◆ EXERCISE GOAL
Skip the pictures. Copy all the rest of the records down exactly.
── SUPPLIED DATA
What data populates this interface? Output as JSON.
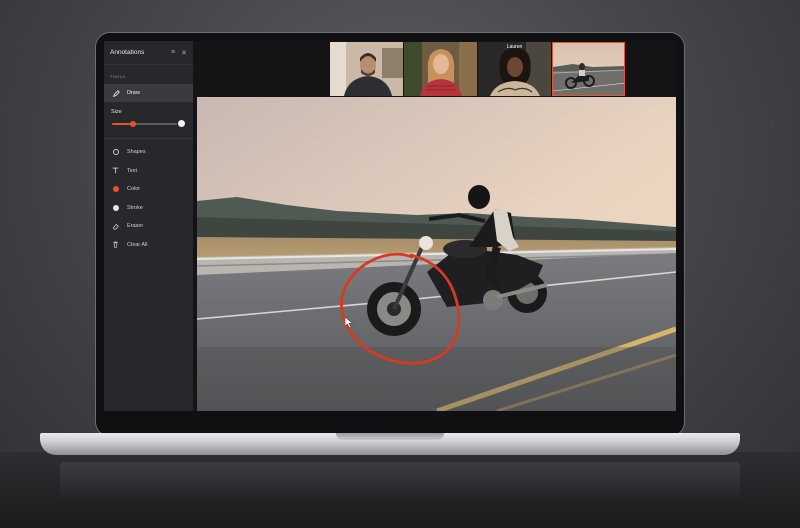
{
  "sidebar": {
    "title": "Annotations",
    "header_icons": [
      "menu-icon",
      "close-icon"
    ],
    "section_label": "TOOLS",
    "active_tool": {
      "label": "Draw",
      "icon": "pencil-icon"
    },
    "size": {
      "label": "Size",
      "value": 0.33
    },
    "tools": [
      {
        "label": "Shapes",
        "icon": "circle-outline-icon"
      },
      {
        "label": "Text",
        "icon": "text-t-icon"
      },
      {
        "label": "Color",
        "icon": "color-dot-icon",
        "color": "#e9502c"
      },
      {
        "label": "Stroke",
        "icon": "stroke-dot-icon",
        "color": "#e6e6e6"
      },
      {
        "label": "Eraser",
        "icon": "eraser-icon"
      },
      {
        "label": "Clear All",
        "icon": "trash-icon"
      }
    ]
  },
  "participants": [
    {
      "name": "",
      "icon": "participant-man-video"
    },
    {
      "name": "",
      "icon": "participant-woman-video"
    },
    {
      "name": "Lauren",
      "icon": "participant-lauren-video"
    },
    {
      "name": "",
      "icon": "shared-screen-thumbnail"
    }
  ],
  "colors": {
    "accent": "#e9502c",
    "annotation_stroke": "#d9391f",
    "sidebar_bg": "#27282b",
    "active_tile_border": "#e2562f"
  }
}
────
◆ TASK ANSWER
What data populates this interface? Output as JSON.
{
  "sidebar": {
    "title": "Annotations",
    "header_icons": [
      "menu-icon",
      "close-icon"
    ],
    "section_label": "TOOLS",
    "active_tool": {
      "label": "Draw",
      "icon": "pencil-icon"
    },
    "size": {
      "label": "Size",
      "value": 0.33
    },
    "tools": [
      {
        "label": "Shapes",
        "icon": "circle-outline-icon"
      },
      {
        "label": "Text",
        "icon": "text-t-icon"
      },
      {
        "label": "Color",
        "icon": "color-dot-icon",
        "color": "#e9502c"
      },
      {
        "label": "Stroke",
        "icon": "stroke-dot-icon",
        "color": "#e6e6e6"
      },
      {
        "label": "Eraser",
        "icon": "eraser-icon"
      },
      {
        "label": "Clear All",
        "icon": "trash-icon"
      }
    ]
  },
  "participants": [
    {
      "name": "",
      "icon": "participant-man-video"
    },
    {
      "name": "",
      "icon": "participant-woman-video"
    },
    {
      "name": "Lauren",
      "icon": "participant-lauren-video"
    },
    {
      "name": "",
      "icon": "shared-screen-thumbnail"
    }
  ],
  "colors": {
    "accent": "#e9502c",
    "annotation_stroke": "#d9391f",
    "sidebar_bg": "#27282b",
    "active_tile_border": "#e2562f"
  }
}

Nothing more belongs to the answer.